EXERCISE GOAL. Find the number of lines containing the string "Thieme" in the data. Answer with the number by itself.

RECORDS TO USE.
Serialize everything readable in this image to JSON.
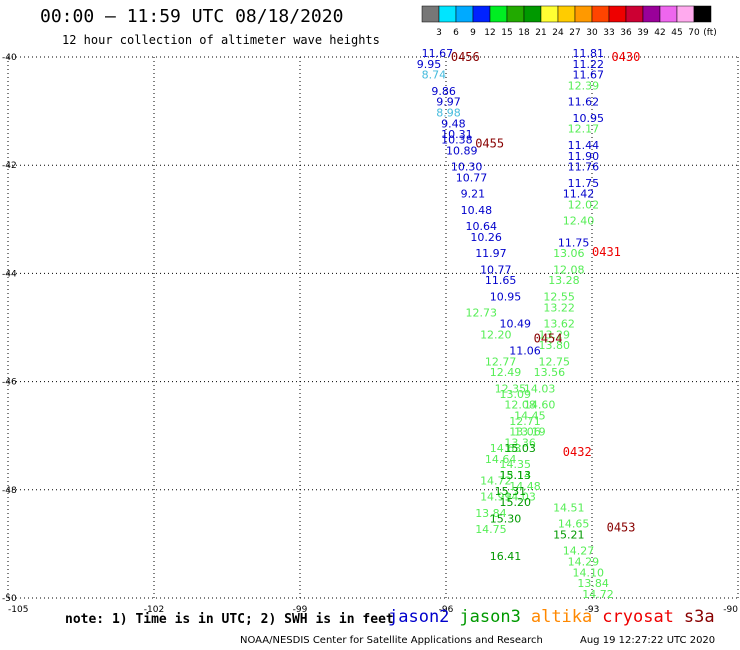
{
  "header": {
    "title": "00:00 – 11:59 UTC 08/18/2020",
    "subtitle": "12 hour collection of altimeter wave heights"
  },
  "note": "note: 1) Time is in UTC; 2) SWH is in feet",
  "legend": [
    {
      "label": "jason2",
      "color": "#0000cc"
    },
    {
      "label": "jason3",
      "color": "#009900"
    },
    {
      "label": "altika",
      "color": "#ff8800"
    },
    {
      "label": "cryosat",
      "color": "#ee0000"
    },
    {
      "label": "s3a",
      "color": "#880000"
    }
  ],
  "footer": {
    "credit": "NOAA/NESDIS Center for Satellite Applications and Research",
    "timestamp": "Aug 19 12:27:22 UTC 2020"
  },
  "colorbar": {
    "labels": [
      "3",
      "6",
      "9",
      "12",
      "15",
      "18",
      "21",
      "24",
      "27",
      "30",
      "33",
      "36",
      "39",
      "42",
      "45",
      "70"
    ],
    "unit": "(ft)",
    "colors": [
      "#777777",
      "#00e5ff",
      "#00aaff",
      "#0022ff",
      "#00ee22",
      "#22aa00",
      "#009900",
      "#ffff33",
      "#ffcc00",
      "#ff9900",
      "#ff4400",
      "#ee0000",
      "#cc0033",
      "#990099",
      "#ee66ee",
      "#ffaaee",
      "#000000"
    ]
  },
  "chart_data": {
    "type": "scatter",
    "xlim": [
      -105,
      -90
    ],
    "ylim": [
      -50,
      -40
    ],
    "x_ticks": [
      -105,
      -102,
      -99,
      -96,
      -93,
      -90
    ],
    "x_tick_labels": [
      "-105",
      "-102",
      "-99",
      "-96",
      "-93",
      "-90"
    ],
    "y_ticks": [
      -40,
      -42,
      -44,
      -46,
      -48,
      -50
    ],
    "y_tick_labels": [
      "-40",
      "-42",
      "-44",
      "-46",
      "-48",
      "-50"
    ],
    "grid": true,
    "passes": [
      {
        "label": "0456",
        "color": "#880000",
        "lon": -95.9,
        "lat": -40.0
      },
      {
        "label": "0455",
        "color": "#880000",
        "lon": -95.4,
        "lat": -41.6
      },
      {
        "label": "0430",
        "color": "#ee0000",
        "lon": -92.6,
        "lat": -40.0
      },
      {
        "label": "0431",
        "color": "#ee0000",
        "lon": -93.0,
        "lat": -43.6
      },
      {
        "label": "0454",
        "color": "#880000",
        "lon": -94.2,
        "lat": -45.2
      },
      {
        "label": "0432",
        "color": "#ee0000",
        "lon": -93.6,
        "lat": -47.3
      },
      {
        "label": "0453",
        "color": "#880000",
        "lon": -92.7,
        "lat": -48.7
      }
    ],
    "series": [
      {
        "color": "#0000cc",
        "points": [
          {
            "lon": -96.5,
            "lat": -40.0,
            "v": "11.67"
          },
          {
            "lon": -96.6,
            "lat": -40.2,
            "v": "9.95"
          },
          {
            "lon": -96.3,
            "lat": -40.7,
            "v": "9.86"
          },
          {
            "lon": -96.2,
            "lat": -40.9,
            "v": "9.97"
          },
          {
            "lon": -96.1,
            "lat": -41.3,
            "v": "9.48"
          },
          {
            "lon": -96.1,
            "lat": -41.5,
            "v": "10.31"
          },
          {
            "lon": -96.1,
            "lat": -41.6,
            "v": "10.38"
          },
          {
            "lon": -96.0,
            "lat": -41.8,
            "v": "10.89"
          },
          {
            "lon": -95.9,
            "lat": -42.1,
            "v": "10.30"
          },
          {
            "lon": -95.8,
            "lat": -42.3,
            "v": "10.77"
          },
          {
            "lon": -95.7,
            "lat": -42.6,
            "v": "9.21"
          },
          {
            "lon": -95.7,
            "lat": -42.9,
            "v": "10.48"
          },
          {
            "lon": -95.6,
            "lat": -43.2,
            "v": "10.64"
          },
          {
            "lon": -95.5,
            "lat": -43.4,
            "v": "10.26"
          },
          {
            "lon": -95.4,
            "lat": -43.7,
            "v": "11.97"
          },
          {
            "lon": -95.3,
            "lat": -44.0,
            "v": "10.77"
          },
          {
            "lon": -95.2,
            "lat": -44.2,
            "v": "11.65"
          },
          {
            "lon": -95.1,
            "lat": -44.5,
            "v": "10.95"
          },
          {
            "lon": -94.9,
            "lat": -45.0,
            "v": "10.49"
          },
          {
            "lon": -94.7,
            "lat": -45.5,
            "v": "11.06"
          },
          {
            "lon": -93.4,
            "lat": -40.0,
            "v": "11.81"
          },
          {
            "lon": -93.4,
            "lat": -40.4,
            "v": "11.67"
          },
          {
            "lon": -93.5,
            "lat": -40.9,
            "v": "11.62"
          },
          {
            "lon": -93.4,
            "lat": -41.2,
            "v": "10.95"
          },
          {
            "lon": -93.5,
            "lat": -41.7,
            "v": "11.44"
          },
          {
            "lon": -93.5,
            "lat": -41.9,
            "v": "11.90"
          },
          {
            "lon": -93.5,
            "lat": -42.1,
            "v": "11.76"
          },
          {
            "lon": -93.5,
            "lat": -42.4,
            "v": "11.75"
          },
          {
            "lon": -93.6,
            "lat": -42.6,
            "v": "11.42"
          },
          {
            "lon": -93.7,
            "lat": -43.5,
            "v": "11.75"
          }
        ]
      },
      {
        "color": "#44bbdd",
        "points": [
          {
            "lon": -96.5,
            "lat": -40.4,
            "v": "8.74"
          },
          {
            "lon": -96.2,
            "lat": -41.1,
            "v": "8.98"
          }
        ]
      },
      {
        "color": "#0000cc",
        "points": [
          {
            "lon": -93.4,
            "lat": -40.2,
            "v": "11.22"
          }
        ]
      },
      {
        "color": "#55ee55",
        "points": [
          {
            "lon": -93.5,
            "lat": -40.6,
            "v": "12.39"
          },
          {
            "lon": -93.5,
            "lat": -41.4,
            "v": "12.17"
          },
          {
            "lon": -93.5,
            "lat": -42.8,
            "v": "12.02"
          },
          {
            "lon": -93.6,
            "lat": -43.1,
            "v": "12.40"
          },
          {
            "lon": -93.8,
            "lat": -43.7,
            "v": "13.06"
          },
          {
            "lon": -93.8,
            "lat": -44.0,
            "v": "12.08"
          },
          {
            "lon": -93.9,
            "lat": -44.2,
            "v": "13.28"
          },
          {
            "lon": -94.0,
            "lat": -44.5,
            "v": "12.55"
          },
          {
            "lon": -94.0,
            "lat": -44.7,
            "v": "13.22"
          },
          {
            "lon": -94.0,
            "lat": -45.0,
            "v": "13.62"
          },
          {
            "lon": -94.1,
            "lat": -45.2,
            "v": "13.29"
          },
          {
            "lon": -94.1,
            "lat": -45.4,
            "v": "13.80"
          },
          {
            "lon": -94.1,
            "lat": -45.7,
            "v": "12.75"
          },
          {
            "lon": -94.2,
            "lat": -45.9,
            "v": "13.56"
          },
          {
            "lon": -94.4,
            "lat": -46.2,
            "v": "14.03"
          },
          {
            "lon": -94.4,
            "lat": -46.5,
            "v": "14.60"
          },
          {
            "lon": -94.6,
            "lat": -46.7,
            "v": "14.45"
          },
          {
            "lon": -94.6,
            "lat": -47.0,
            "v": "13.19"
          },
          {
            "lon": -94.8,
            "lat": -47.2,
            "v": "13.36"
          },
          {
            "lon": -94.9,
            "lat": -47.6,
            "v": "14.35"
          },
          {
            "lon": -94.9,
            "lat": -47.8,
            "v": "13.14"
          },
          {
            "lon": -94.7,
            "lat": -48.0,
            "v": "14.48"
          },
          {
            "lon": -94.8,
            "lat": -48.2,
            "v": "14.03"
          },
          {
            "lon": -93.8,
            "lat": -48.4,
            "v": "14.51"
          },
          {
            "lon": -93.7,
            "lat": -48.7,
            "v": "14.65"
          },
          {
            "lon": -93.6,
            "lat": -49.2,
            "v": "14.27"
          },
          {
            "lon": -93.5,
            "lat": -49.4,
            "v": "14.29"
          },
          {
            "lon": -93.4,
            "lat": -49.6,
            "v": "14.10"
          },
          {
            "lon": -93.3,
            "lat": -49.8,
            "v": "13.84"
          },
          {
            "lon": -93.2,
            "lat": -50.0,
            "v": "14.72"
          },
          {
            "lon": -95.6,
            "lat": -44.8,
            "v": "12.73"
          },
          {
            "lon": -95.3,
            "lat": -45.2,
            "v": "12.20"
          },
          {
            "lon": -95.2,
            "lat": -45.7,
            "v": "12.77"
          },
          {
            "lon": -95.1,
            "lat": -45.9,
            "v": "12.49"
          },
          {
            "lon": -95.0,
            "lat": -46.2,
            "v": "12.35"
          },
          {
            "lon": -94.9,
            "lat": -46.3,
            "v": "13.09"
          },
          {
            "lon": -94.8,
            "lat": -46.5,
            "v": "12.08"
          },
          {
            "lon": -94.7,
            "lat": -46.8,
            "v": "12.71"
          },
          {
            "lon": -94.7,
            "lat": -47.0,
            "v": "13.06"
          },
          {
            "lon": -95.1,
            "lat": -47.3,
            "v": "14.63"
          },
          {
            "lon": -95.2,
            "lat": -47.5,
            "v": "14.64"
          },
          {
            "lon": -95.3,
            "lat": -47.9,
            "v": "14.72"
          },
          {
            "lon": -95.3,
            "lat": -48.2,
            "v": "14.99"
          },
          {
            "lon": -95.4,
            "lat": -48.5,
            "v": "13.84"
          },
          {
            "lon": -95.4,
            "lat": -48.8,
            "v": "14.75"
          }
        ]
      },
      {
        "color": "#009900",
        "points": [
          {
            "lon": -94.8,
            "lat": -47.3,
            "v": "15.03"
          },
          {
            "lon": -94.9,
            "lat": -47.8,
            "v": "15.13"
          },
          {
            "lon": -95.0,
            "lat": -48.1,
            "v": "15.31"
          },
          {
            "lon": -94.9,
            "lat": -48.3,
            "v": "15.20"
          },
          {
            "lon": -95.1,
            "lat": -48.6,
            "v": "15.30"
          },
          {
            "lon": -95.1,
            "lat": -49.3,
            "v": "16.41"
          },
          {
            "lon": -93.8,
            "lat": -48.9,
            "v": "15.21"
          }
        ]
      }
    ]
  }
}
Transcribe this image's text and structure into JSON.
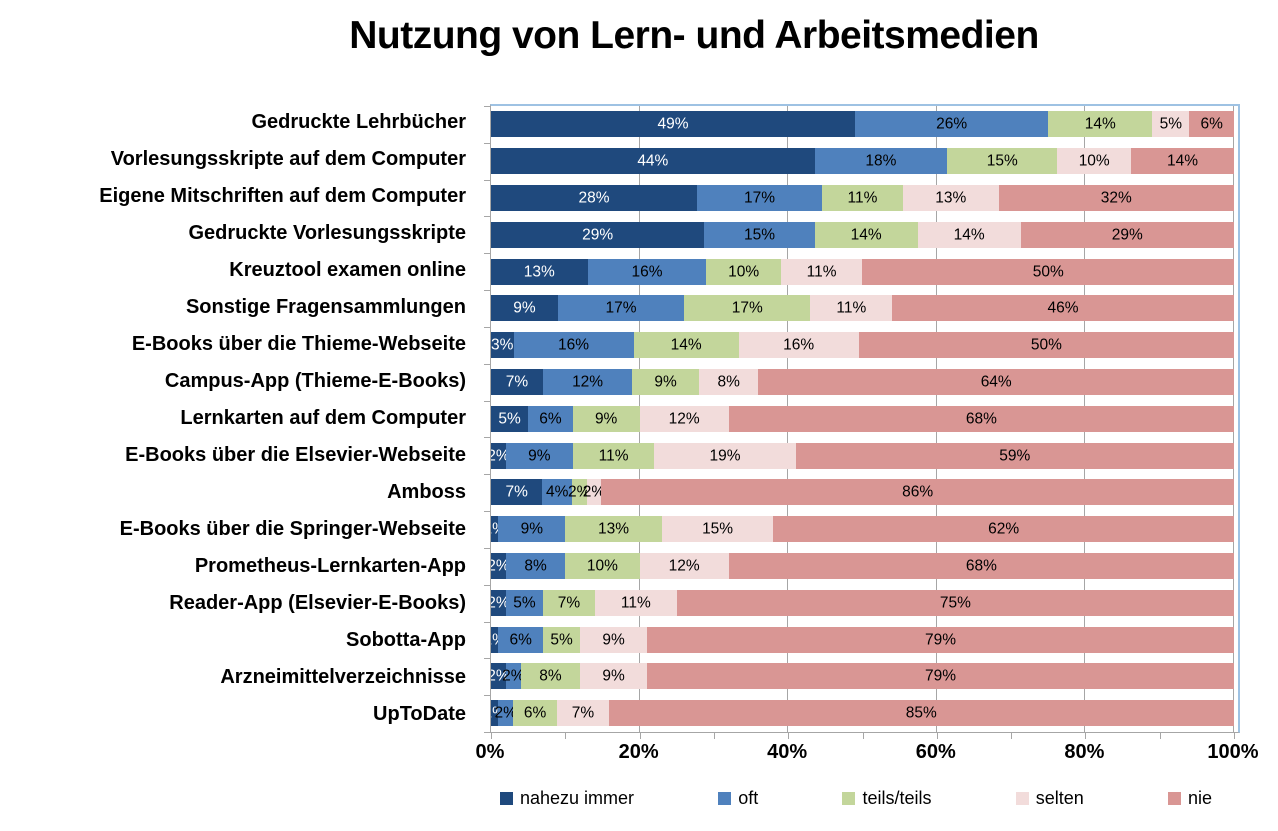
{
  "title": "Nutzung von Lern- und Arbeitsmedien",
  "colors": {
    "background": "#FFFFFF",
    "title_color": "#000000",
    "gridline": "#A6A6A6",
    "axis": "#A6A6A6",
    "plot_border": "#9EC2E3",
    "label_on_dark": "#FFFFFF",
    "label_on_light": "#000000"
  },
  "x_axis": {
    "min": 0,
    "max": 100,
    "tick_labels": [
      "0%",
      "20%",
      "40%",
      "60%",
      "80%",
      "100%"
    ],
    "tick_label_positions_pct": [
      0,
      20,
      40,
      60,
      80,
      100
    ],
    "minor_tick_positions_pct": [
      0,
      10,
      20,
      30,
      40,
      50,
      60,
      70,
      80,
      90,
      100
    ],
    "gridline_positions_pct": [
      20,
      40,
      60,
      80,
      100
    ]
  },
  "chart_data": {
    "type": "bar",
    "stacked": true,
    "percent_stacked": true,
    "orientation": "horizontal",
    "title": "Nutzung von Lern- und Arbeitsmedien",
    "xlabel": "",
    "ylabel": "",
    "xlim": [
      0,
      100
    ],
    "grid": "vertical gridlines every 20%",
    "legend_position": "bottom",
    "value_suffix": "%",
    "categories": [
      "Gedruckte Lehrbücher",
      "Vorlesungsskripte auf dem Computer",
      "Eigene Mitschriften auf dem Computer",
      "Gedruckte Vorlesungsskripte",
      "Kreuztool examen online",
      "Sonstige Fragensammlungen",
      "E-Books über die Thieme-Webseite",
      "Campus-App (Thieme-E-Books)",
      "Lernkarten auf dem Computer",
      "E-Books über die Elsevier-Webseite",
      "Amboss",
      "E-Books über die Springer-Webseite",
      "Prometheus-Lernkarten-App",
      "Reader-App (Elsevier-E-Books)",
      "Sobotta-App",
      "Arzneimittelverzeichnisse",
      "UpToDate"
    ],
    "series": [
      {
        "name": "nahezu immer",
        "color": "#1F497D",
        "label_color": "#FFFFFF",
        "values": [
          49,
          44,
          28,
          29,
          13,
          9,
          3,
          7,
          5,
          2,
          7,
          1,
          2,
          2,
          1,
          2,
          1
        ]
      },
      {
        "name": "oft",
        "color": "#4F81BD",
        "label_color": "#000000",
        "values": [
          26,
          18,
          17,
          15,
          16,
          17,
          16,
          12,
          6,
          9,
          4,
          9,
          8,
          5,
          6,
          2,
          2
        ]
      },
      {
        "name": "teils/teils",
        "color": "#C3D69B",
        "label_color": "#000000",
        "values": [
          14,
          15,
          11,
          14,
          10,
          17,
          14,
          9,
          9,
          11,
          2,
          13,
          10,
          7,
          5,
          8,
          6
        ]
      },
      {
        "name": "selten",
        "color": "#F2DCDB",
        "label_color": "#000000",
        "values": [
          5,
          10,
          13,
          14,
          11,
          11,
          16,
          8,
          12,
          19,
          2,
          15,
          12,
          11,
          9,
          9,
          7
        ]
      },
      {
        "name": "nie",
        "color": "#D99694",
        "label_color": "#000000",
        "values": [
          6,
          14,
          32,
          29,
          50,
          46,
          50,
          64,
          68,
          59,
          86,
          62,
          68,
          75,
          79,
          79,
          85
        ]
      }
    ]
  }
}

FINISHED TASK. 2